STATED PROBLEM >>
Extract the text of each entry below exactly, leaving every image behind.

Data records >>

────────────────────

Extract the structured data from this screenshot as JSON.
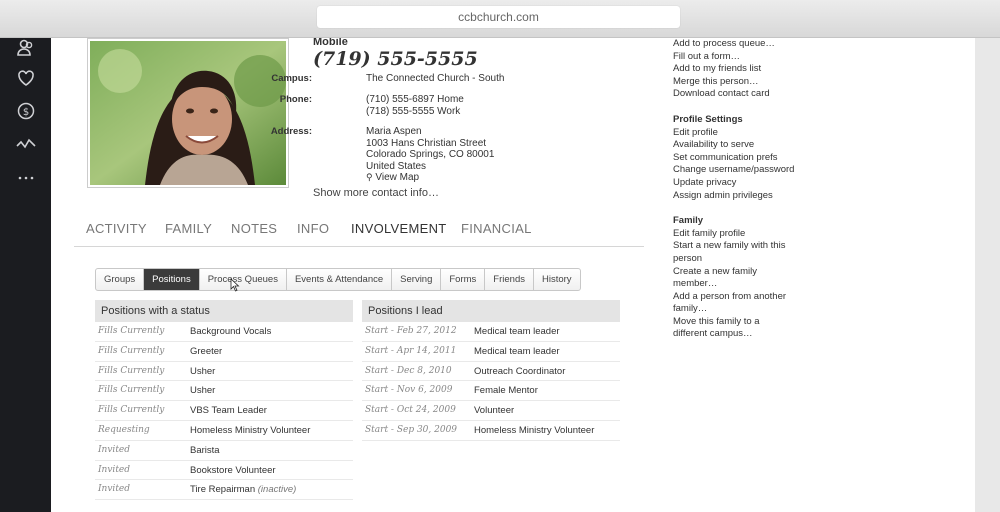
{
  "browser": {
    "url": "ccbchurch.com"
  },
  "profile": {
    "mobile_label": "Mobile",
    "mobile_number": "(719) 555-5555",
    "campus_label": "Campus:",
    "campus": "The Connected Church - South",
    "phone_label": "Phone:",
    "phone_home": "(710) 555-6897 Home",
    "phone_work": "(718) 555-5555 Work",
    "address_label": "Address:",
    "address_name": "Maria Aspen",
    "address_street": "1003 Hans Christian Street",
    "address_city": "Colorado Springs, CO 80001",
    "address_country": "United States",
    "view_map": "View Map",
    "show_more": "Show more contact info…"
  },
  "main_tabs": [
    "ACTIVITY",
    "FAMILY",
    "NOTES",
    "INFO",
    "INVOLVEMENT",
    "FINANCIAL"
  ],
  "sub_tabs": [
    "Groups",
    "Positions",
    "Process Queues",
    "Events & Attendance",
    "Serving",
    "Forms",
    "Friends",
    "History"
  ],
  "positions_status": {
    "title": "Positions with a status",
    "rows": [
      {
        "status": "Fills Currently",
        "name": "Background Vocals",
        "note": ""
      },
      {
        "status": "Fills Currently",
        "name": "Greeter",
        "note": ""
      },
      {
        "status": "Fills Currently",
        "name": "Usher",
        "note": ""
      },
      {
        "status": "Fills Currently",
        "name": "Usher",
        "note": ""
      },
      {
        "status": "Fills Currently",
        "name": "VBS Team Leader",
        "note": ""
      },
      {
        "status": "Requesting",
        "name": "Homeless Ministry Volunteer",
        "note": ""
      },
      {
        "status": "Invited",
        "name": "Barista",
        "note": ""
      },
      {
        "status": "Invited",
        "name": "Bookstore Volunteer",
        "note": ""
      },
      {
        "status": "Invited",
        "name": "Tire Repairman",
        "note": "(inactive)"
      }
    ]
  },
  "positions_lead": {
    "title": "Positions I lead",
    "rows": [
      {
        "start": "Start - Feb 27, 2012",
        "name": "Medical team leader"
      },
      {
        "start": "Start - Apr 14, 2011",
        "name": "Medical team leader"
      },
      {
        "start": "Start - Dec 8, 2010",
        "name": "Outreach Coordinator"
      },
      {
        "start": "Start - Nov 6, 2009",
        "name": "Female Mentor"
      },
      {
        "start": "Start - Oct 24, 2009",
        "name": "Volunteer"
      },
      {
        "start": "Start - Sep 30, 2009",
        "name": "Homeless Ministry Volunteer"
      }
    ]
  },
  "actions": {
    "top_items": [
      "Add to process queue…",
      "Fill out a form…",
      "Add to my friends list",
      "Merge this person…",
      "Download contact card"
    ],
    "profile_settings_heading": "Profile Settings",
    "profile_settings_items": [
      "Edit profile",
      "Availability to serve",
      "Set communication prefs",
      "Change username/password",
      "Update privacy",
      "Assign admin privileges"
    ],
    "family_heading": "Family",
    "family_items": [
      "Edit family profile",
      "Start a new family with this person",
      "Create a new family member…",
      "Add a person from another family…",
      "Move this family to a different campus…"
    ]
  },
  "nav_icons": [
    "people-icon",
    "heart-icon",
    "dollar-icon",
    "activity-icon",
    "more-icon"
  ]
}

────────────────────

WORKED ANSWER >>
Extract the structured data from this screenshot as JSON.
{
  "browser": {
    "url": "ccbchurch.com"
  },
  "profile": {
    "mobile_label": "Mobile",
    "mobile_number": "(719) 555-5555",
    "campus_label": "Campus:",
    "campus": "The Connected Church - South",
    "phone_label": "Phone:",
    "phone_home": "(710) 555-6897 Home",
    "phone_work": "(718) 555-5555 Work",
    "address_label": "Address:",
    "address_name": "Maria Aspen",
    "address_street": "1003 Hans Christian Street",
    "address_city": "Colorado Springs, CO 80001",
    "address_country": "United States",
    "view_map": "View Map",
    "show_more": "Show more contact info…"
  },
  "main_tabs": [
    "ACTIVITY",
    "FAMILY",
    "NOTES",
    "INFO",
    "INVOLVEMENT",
    "FINANCIAL"
  ],
  "sub_tabs": [
    "Groups",
    "Positions",
    "Process Queues",
    "Events & Attendance",
    "Serving",
    "Forms",
    "Friends",
    "History"
  ],
  "positions_status": {
    "title": "Positions with a status",
    "rows": [
      {
        "status": "Fills Currently",
        "name": "Background Vocals",
        "note": ""
      },
      {
        "status": "Fills Currently",
        "name": "Greeter",
        "note": ""
      },
      {
        "status": "Fills Currently",
        "name": "Usher",
        "note": ""
      },
      {
        "status": "Fills Currently",
        "name": "Usher",
        "note": ""
      },
      {
        "status": "Fills Currently",
        "name": "VBS Team Leader",
        "note": ""
      },
      {
        "status": "Requesting",
        "name": "Homeless Ministry Volunteer",
        "note": ""
      },
      {
        "status": "Invited",
        "name": "Barista",
        "note": ""
      },
      {
        "status": "Invited",
        "name": "Bookstore Volunteer",
        "note": ""
      },
      {
        "status": "Invited",
        "name": "Tire Repairman",
        "note": "(inactive)"
      }
    ]
  },
  "positions_lead": {
    "title": "Positions I lead",
    "rows": [
      {
        "start": "Start - Feb 27, 2012",
        "name": "Medical team leader"
      },
      {
        "start": "Start - Apr 14, 2011",
        "name": "Medical team leader"
      },
      {
        "start": "Start - Dec 8, 2010",
        "name": "Outreach Coordinator"
      },
      {
        "start": "Start - Nov 6, 2009",
        "name": "Female Mentor"
      },
      {
        "start": "Start - Oct 24, 2009",
        "name": "Volunteer"
      },
      {
        "start": "Start - Sep 30, 2009",
        "name": "Homeless Ministry Volunteer"
      }
    ]
  },
  "actions": {
    "top_items": [
      "Add to process queue…",
      "Fill out a form…",
      "Add to my friends list",
      "Merge this person…",
      "Download contact card"
    ],
    "profile_settings_heading": "Profile Settings",
    "profile_settings_items": [
      "Edit profile",
      "Availability to serve",
      "Set communication prefs",
      "Change username/password",
      "Update privacy",
      "Assign admin privileges"
    ],
    "family_heading": "Family",
    "family_items": [
      "Edit family profile",
      "Start a new family with this person",
      "Create a new family member…",
      "Add a person from another family…",
      "Move this family to a different campus…"
    ]
  },
  "nav_icons": [
    "people-icon",
    "heart-icon",
    "dollar-icon",
    "activity-icon",
    "more-icon"
  ]
}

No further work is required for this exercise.